What you need to do —
Find every line below that contains the word "JSON" and copy it out.

[Extracts from a graphics dataset]
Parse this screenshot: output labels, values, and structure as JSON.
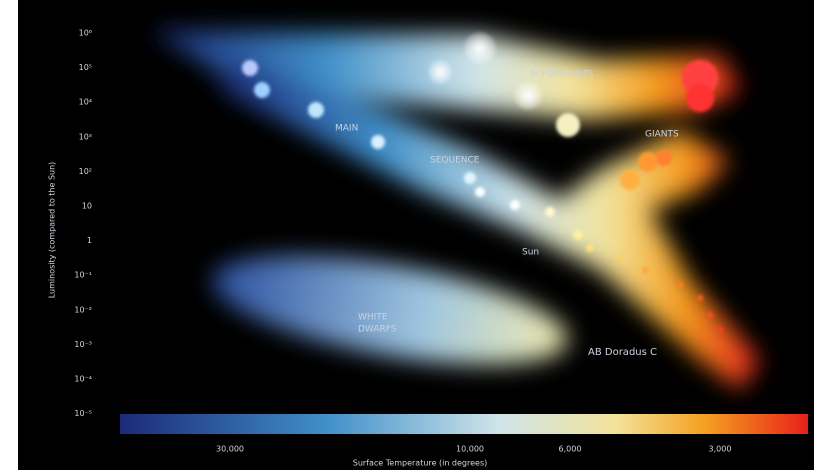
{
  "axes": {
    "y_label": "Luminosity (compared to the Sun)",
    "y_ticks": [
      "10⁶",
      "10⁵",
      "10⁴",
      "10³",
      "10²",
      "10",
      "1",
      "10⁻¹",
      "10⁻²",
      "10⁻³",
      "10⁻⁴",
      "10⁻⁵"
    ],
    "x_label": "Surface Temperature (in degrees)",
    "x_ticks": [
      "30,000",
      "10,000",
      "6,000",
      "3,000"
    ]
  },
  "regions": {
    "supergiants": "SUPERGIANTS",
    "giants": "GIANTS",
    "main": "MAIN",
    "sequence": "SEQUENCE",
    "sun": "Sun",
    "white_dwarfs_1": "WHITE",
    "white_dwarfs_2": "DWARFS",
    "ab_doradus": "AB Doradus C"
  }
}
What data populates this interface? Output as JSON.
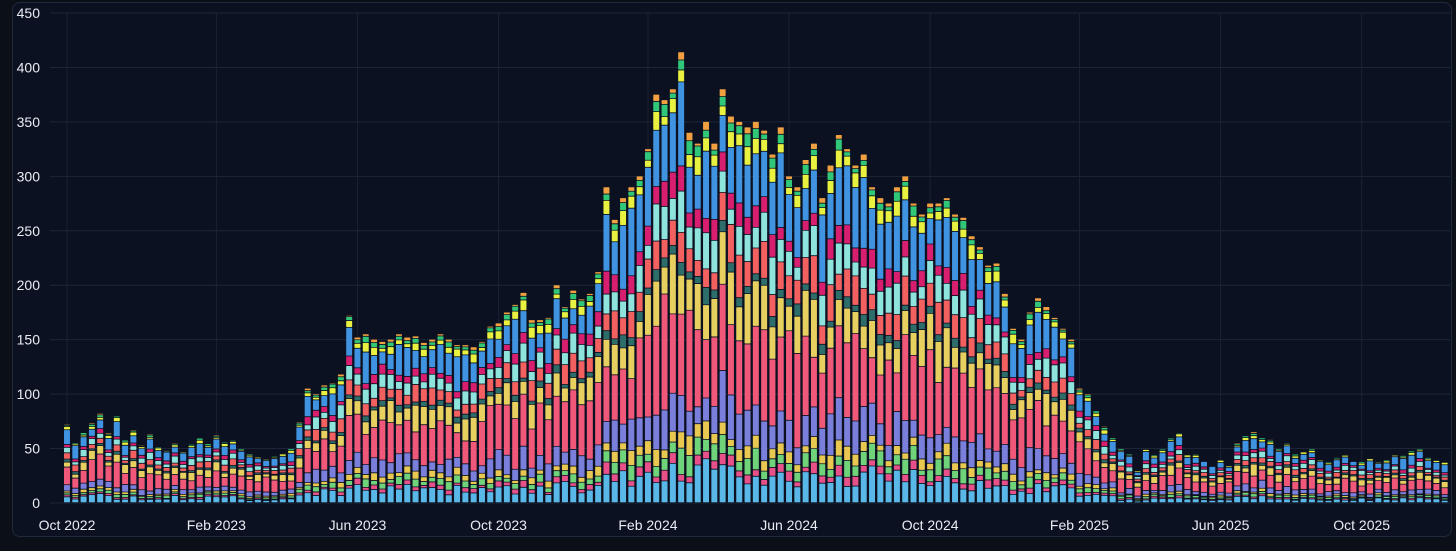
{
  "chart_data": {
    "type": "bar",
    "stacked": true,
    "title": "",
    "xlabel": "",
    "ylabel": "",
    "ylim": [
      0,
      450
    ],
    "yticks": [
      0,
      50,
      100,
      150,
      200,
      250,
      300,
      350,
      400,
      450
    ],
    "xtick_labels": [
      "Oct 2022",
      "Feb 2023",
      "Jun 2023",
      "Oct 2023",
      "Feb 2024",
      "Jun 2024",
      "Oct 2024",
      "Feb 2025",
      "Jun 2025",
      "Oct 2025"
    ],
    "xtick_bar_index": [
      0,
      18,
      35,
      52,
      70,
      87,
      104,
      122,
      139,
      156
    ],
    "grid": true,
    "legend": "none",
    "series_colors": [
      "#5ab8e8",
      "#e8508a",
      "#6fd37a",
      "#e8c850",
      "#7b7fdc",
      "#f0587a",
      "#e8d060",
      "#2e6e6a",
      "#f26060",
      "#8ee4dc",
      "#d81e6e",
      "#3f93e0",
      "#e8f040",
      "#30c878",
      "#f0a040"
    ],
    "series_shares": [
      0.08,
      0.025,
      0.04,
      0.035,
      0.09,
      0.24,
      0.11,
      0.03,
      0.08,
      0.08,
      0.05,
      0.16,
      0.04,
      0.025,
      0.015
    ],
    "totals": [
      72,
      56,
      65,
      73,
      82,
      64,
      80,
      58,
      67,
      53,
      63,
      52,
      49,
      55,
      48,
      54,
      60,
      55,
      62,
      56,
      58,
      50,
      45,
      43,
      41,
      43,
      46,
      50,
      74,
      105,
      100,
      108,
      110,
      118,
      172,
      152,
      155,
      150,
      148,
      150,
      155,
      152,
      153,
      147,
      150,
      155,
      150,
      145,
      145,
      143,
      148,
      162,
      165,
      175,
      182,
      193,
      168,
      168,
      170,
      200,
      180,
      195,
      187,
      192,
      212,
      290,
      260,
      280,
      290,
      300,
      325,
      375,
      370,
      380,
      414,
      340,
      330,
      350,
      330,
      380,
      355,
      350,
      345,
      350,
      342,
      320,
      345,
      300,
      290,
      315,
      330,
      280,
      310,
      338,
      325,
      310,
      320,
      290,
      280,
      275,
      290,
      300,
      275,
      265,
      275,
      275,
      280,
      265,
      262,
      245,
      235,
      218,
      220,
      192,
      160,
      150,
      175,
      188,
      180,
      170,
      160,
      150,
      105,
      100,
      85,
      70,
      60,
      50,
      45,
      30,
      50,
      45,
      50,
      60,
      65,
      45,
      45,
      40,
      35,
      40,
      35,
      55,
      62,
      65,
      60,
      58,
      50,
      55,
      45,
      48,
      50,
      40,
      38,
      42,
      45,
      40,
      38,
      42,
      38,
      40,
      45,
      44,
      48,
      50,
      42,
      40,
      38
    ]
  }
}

Reply —
Parse this screenshot: output labels, values, and structure as JSON.
What data populates this interface? Output as JSON.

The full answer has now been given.